### DATA IN THIS EXERCISE
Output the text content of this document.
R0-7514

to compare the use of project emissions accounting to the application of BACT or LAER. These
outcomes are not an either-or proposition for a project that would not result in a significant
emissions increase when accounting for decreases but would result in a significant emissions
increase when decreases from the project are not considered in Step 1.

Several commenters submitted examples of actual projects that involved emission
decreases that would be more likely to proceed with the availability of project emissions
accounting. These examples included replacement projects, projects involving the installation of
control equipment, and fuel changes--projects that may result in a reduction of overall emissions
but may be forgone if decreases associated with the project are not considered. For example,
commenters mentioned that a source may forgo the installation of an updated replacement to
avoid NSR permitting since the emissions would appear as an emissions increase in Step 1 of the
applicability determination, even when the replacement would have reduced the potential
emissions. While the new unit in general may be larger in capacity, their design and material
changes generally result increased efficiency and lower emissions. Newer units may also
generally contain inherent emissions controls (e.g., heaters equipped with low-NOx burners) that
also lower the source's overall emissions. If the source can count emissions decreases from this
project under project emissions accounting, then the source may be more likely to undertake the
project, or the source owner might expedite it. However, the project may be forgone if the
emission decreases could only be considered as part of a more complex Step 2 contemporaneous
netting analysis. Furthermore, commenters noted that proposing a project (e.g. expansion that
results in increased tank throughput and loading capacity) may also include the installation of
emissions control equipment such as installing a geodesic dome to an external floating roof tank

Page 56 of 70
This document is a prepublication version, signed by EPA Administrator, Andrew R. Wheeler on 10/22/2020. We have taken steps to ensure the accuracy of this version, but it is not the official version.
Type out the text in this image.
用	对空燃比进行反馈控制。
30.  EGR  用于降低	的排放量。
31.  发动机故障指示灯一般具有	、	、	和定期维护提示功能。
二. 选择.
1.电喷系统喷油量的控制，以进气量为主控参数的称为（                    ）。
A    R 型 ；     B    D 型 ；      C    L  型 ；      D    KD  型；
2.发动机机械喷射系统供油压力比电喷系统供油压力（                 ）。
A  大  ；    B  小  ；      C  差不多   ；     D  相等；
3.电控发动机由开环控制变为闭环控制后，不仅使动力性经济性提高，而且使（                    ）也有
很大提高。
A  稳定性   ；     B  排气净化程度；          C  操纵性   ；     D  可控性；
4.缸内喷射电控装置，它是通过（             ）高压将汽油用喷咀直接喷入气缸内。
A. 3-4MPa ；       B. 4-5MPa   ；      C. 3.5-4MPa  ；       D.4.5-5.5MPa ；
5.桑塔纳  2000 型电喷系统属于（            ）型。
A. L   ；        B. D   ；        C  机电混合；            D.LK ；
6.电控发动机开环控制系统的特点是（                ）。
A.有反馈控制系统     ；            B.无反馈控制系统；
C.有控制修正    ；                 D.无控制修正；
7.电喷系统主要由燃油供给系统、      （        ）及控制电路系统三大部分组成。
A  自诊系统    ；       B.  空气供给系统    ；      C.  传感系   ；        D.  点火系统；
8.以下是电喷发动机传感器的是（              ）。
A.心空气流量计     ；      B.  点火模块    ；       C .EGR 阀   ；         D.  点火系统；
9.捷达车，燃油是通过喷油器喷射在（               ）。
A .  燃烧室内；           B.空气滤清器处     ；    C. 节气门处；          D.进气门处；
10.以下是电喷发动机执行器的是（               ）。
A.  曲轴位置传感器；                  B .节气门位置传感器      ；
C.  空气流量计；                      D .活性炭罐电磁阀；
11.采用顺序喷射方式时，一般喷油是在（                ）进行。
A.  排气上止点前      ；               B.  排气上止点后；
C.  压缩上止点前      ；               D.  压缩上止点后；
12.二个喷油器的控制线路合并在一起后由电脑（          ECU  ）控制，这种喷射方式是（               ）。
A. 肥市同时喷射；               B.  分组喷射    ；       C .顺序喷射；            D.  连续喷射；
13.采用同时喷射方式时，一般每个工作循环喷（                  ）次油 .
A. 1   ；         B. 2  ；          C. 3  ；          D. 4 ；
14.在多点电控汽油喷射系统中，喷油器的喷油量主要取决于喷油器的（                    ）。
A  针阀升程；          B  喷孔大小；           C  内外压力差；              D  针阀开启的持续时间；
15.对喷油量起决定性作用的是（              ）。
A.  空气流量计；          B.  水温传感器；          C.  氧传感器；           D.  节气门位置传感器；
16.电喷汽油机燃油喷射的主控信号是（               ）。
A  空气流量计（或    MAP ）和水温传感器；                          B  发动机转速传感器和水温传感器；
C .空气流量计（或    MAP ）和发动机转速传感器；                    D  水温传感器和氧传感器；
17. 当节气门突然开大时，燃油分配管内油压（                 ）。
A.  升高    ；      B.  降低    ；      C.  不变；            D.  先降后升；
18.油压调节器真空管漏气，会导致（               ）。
######
WORK INSTRUCTIONS. Please list every line of the records that contains "likely".

ANSWER.
decreases that would be more likely to proceed with the availability of project emissions
project under project emissions accounting, then the source may be more likely to undertake the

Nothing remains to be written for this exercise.